- **Problem statement**
Retype the items below word for word, from the first line through the line holding "device-price: 21,900 bbox=[510, 91, 552, 106]", inclusive.

- **Stored rows**
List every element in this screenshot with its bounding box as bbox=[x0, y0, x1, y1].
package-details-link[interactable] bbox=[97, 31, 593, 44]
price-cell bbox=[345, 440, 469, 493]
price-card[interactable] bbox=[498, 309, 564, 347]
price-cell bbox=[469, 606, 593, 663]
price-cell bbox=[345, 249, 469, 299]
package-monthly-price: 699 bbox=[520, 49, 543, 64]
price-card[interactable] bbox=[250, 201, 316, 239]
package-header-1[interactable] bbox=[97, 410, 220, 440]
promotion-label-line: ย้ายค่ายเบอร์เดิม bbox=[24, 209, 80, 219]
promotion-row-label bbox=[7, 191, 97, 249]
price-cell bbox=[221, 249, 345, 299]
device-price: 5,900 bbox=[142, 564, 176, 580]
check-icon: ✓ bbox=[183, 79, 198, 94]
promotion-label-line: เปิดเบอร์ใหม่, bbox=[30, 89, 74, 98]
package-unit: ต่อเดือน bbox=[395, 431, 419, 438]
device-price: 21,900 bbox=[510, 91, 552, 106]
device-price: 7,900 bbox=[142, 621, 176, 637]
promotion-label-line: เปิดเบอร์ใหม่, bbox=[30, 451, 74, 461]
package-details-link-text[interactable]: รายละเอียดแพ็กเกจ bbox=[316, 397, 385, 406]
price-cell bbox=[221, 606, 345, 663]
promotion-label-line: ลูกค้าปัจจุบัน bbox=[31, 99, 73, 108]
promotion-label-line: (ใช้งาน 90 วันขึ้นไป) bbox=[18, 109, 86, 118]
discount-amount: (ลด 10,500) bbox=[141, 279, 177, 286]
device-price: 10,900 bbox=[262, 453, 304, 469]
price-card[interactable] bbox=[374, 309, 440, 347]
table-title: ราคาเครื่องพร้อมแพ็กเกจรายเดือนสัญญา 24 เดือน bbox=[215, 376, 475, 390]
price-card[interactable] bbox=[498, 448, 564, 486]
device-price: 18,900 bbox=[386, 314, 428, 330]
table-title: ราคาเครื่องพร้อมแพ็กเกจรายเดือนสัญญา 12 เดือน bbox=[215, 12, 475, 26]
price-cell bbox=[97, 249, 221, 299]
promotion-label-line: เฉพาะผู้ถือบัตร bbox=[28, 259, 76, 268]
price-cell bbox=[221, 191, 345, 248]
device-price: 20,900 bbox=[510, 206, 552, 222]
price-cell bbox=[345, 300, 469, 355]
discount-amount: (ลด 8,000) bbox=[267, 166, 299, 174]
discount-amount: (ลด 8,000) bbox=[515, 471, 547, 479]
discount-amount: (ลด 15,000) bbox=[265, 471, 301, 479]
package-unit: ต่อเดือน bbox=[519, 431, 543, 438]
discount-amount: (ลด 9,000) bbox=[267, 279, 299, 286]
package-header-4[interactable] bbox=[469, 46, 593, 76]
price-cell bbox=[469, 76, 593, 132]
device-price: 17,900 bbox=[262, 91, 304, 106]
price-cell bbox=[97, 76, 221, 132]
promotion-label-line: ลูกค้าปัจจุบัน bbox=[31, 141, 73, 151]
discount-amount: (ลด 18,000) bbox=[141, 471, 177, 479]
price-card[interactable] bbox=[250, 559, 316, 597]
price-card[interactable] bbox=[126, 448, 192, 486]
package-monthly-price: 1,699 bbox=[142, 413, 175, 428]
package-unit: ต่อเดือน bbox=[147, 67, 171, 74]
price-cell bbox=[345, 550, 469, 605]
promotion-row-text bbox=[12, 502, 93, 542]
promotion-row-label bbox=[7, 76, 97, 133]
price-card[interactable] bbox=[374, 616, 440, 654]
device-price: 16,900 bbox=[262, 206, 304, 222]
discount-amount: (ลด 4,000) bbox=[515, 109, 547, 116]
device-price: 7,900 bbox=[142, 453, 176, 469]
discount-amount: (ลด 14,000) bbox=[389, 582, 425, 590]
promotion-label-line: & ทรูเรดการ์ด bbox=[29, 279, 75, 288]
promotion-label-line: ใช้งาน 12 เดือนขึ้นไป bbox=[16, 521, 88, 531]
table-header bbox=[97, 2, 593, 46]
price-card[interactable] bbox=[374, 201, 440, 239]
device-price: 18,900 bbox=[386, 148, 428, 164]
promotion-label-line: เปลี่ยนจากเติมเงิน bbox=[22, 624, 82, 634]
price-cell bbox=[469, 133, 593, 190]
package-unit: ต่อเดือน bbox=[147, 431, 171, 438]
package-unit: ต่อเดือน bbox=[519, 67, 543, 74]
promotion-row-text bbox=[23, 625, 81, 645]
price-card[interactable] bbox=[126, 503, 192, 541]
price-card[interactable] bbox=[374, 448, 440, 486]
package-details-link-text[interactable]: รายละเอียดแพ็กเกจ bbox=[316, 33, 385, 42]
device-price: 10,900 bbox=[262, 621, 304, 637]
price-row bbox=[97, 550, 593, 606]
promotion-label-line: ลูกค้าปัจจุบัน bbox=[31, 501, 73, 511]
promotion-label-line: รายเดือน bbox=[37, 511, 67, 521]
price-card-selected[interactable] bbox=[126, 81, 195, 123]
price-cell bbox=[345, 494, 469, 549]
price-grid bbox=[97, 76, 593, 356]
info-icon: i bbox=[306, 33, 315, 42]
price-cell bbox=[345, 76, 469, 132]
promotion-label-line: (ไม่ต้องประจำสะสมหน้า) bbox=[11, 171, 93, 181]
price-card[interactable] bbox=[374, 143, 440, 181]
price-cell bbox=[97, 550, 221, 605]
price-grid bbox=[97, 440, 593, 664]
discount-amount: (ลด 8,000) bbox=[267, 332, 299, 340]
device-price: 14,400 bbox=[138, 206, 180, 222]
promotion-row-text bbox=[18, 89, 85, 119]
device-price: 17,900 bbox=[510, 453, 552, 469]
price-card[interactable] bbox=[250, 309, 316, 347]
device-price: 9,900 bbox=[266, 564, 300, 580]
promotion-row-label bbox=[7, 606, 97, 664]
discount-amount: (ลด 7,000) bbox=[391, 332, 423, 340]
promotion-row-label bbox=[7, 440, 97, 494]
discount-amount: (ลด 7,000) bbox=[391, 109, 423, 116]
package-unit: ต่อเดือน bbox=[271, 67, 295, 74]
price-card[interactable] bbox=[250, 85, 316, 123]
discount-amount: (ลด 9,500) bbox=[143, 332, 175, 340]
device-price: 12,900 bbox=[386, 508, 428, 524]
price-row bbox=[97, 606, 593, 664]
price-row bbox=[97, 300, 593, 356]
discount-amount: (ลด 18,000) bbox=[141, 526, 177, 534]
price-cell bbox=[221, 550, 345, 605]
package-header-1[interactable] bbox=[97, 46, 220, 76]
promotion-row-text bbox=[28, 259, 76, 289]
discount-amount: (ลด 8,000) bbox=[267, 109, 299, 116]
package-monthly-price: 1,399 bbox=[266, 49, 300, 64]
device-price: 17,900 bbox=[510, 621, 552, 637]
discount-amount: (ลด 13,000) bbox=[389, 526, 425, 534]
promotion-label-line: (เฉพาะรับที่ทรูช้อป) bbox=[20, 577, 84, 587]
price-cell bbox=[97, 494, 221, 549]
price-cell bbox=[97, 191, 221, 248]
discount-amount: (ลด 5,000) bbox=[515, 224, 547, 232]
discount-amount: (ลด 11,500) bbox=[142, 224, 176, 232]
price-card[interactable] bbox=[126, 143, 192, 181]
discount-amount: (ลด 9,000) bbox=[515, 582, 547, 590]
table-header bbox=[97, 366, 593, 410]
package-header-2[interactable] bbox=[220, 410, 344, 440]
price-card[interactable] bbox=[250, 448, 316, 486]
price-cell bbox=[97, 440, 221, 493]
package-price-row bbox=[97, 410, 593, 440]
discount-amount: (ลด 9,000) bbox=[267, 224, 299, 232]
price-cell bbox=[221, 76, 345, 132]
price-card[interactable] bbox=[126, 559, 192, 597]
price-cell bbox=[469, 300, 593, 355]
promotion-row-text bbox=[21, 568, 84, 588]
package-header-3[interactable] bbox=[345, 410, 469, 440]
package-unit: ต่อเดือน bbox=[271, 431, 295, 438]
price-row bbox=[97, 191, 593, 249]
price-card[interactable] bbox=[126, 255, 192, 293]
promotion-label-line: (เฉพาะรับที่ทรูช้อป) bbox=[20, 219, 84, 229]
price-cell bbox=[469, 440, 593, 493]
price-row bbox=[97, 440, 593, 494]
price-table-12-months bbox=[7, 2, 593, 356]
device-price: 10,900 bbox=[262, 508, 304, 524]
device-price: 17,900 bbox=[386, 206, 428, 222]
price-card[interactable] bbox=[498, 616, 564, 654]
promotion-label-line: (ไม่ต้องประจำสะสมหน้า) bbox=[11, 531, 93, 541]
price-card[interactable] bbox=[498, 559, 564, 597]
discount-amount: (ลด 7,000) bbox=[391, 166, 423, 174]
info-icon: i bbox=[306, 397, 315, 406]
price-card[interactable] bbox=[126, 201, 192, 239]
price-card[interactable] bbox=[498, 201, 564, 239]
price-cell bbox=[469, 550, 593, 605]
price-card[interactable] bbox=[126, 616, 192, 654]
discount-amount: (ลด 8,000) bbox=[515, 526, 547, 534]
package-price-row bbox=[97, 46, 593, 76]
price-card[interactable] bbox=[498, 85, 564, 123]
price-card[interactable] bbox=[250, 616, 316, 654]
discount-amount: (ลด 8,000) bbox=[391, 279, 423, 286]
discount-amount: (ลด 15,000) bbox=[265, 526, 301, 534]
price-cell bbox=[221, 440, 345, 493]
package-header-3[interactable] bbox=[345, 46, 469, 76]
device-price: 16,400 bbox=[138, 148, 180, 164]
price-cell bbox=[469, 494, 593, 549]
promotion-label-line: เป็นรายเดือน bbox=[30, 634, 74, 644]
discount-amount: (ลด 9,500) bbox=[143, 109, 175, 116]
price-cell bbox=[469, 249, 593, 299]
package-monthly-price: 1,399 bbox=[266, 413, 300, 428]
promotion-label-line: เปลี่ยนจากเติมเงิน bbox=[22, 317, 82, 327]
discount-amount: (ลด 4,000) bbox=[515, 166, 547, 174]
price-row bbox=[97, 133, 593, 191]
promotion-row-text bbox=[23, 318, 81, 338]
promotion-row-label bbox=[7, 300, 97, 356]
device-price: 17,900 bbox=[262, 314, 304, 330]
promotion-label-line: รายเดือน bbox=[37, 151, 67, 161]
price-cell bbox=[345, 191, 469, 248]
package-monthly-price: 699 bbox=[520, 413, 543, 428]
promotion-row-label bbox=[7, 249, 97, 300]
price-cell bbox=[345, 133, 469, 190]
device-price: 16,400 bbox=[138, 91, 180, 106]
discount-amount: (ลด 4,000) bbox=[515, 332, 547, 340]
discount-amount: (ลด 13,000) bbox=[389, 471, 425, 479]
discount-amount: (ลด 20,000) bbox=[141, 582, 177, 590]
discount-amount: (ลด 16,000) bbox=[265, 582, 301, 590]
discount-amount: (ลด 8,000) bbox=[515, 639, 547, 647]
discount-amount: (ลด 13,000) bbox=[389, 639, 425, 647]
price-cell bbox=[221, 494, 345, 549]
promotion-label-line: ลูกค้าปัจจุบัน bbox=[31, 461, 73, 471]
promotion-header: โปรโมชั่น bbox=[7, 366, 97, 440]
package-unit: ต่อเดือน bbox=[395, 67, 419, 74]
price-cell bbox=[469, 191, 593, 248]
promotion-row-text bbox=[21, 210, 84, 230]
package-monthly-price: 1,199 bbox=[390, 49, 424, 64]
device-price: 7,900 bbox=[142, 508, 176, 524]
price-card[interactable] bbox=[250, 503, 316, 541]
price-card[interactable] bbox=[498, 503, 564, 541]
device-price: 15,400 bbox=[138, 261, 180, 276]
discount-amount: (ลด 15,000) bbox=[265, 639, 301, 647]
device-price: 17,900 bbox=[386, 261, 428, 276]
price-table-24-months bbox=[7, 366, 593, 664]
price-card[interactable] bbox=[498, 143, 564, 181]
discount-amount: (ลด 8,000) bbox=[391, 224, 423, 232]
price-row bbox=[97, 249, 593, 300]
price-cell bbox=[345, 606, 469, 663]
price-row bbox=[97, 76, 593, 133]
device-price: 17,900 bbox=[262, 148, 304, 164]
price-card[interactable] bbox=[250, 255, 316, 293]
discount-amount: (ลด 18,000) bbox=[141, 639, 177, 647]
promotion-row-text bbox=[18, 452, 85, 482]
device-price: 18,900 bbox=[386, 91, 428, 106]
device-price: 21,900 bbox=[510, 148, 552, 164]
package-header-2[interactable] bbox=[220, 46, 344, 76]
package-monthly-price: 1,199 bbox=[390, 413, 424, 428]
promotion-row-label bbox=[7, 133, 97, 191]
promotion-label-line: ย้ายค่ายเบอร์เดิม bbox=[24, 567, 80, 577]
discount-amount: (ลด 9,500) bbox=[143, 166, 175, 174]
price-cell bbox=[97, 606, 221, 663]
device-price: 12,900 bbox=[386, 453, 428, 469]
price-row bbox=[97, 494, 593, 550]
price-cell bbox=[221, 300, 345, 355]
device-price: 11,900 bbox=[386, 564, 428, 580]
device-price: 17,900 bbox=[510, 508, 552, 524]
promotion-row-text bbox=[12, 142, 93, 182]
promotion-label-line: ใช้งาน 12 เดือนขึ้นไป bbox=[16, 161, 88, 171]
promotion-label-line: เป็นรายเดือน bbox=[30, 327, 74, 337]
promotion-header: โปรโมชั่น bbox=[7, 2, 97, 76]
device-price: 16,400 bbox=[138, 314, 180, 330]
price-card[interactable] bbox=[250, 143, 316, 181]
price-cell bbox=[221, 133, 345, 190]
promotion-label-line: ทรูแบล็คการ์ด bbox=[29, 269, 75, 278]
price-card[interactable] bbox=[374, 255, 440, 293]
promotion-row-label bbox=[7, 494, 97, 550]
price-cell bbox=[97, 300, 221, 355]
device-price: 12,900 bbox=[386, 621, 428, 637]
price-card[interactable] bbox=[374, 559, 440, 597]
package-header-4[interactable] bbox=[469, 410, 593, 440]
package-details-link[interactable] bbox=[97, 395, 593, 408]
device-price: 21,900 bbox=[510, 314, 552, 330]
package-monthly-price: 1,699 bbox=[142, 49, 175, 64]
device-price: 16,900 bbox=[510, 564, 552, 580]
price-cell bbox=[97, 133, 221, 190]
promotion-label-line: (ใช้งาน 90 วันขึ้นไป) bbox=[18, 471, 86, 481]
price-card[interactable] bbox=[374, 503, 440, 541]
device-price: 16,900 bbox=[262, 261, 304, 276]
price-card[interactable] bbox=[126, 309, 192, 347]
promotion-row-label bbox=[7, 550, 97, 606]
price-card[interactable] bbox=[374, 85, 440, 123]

- **Full response**
List every element in this screenshot with its bounding box as bbox=[x0, y0, x1, y1].
package-details-link[interactable] bbox=[97, 31, 593, 44]
price-cell bbox=[345, 440, 469, 493]
price-card[interactable] bbox=[498, 309, 564, 347]
price-cell bbox=[469, 606, 593, 663]
price-cell bbox=[345, 249, 469, 299]
package-monthly-price: 699 bbox=[520, 49, 543, 64]
price-card[interactable] bbox=[250, 201, 316, 239]
package-header-1[interactable] bbox=[97, 410, 220, 440]
promotion-label-line: ย้ายค่ายเบอร์เดิม bbox=[24, 209, 80, 219]
promotion-row-label bbox=[7, 191, 97, 249]
price-cell bbox=[221, 249, 345, 299]
device-price: 5,900 bbox=[142, 564, 176, 580]
check-icon: ✓ bbox=[183, 79, 198, 94]
promotion-label-line: เปิดเบอร์ใหม่, bbox=[30, 89, 74, 98]
package-unit: ต่อเดือน bbox=[395, 431, 419, 438]
device-price: 21,900 bbox=[510, 91, 552, 106]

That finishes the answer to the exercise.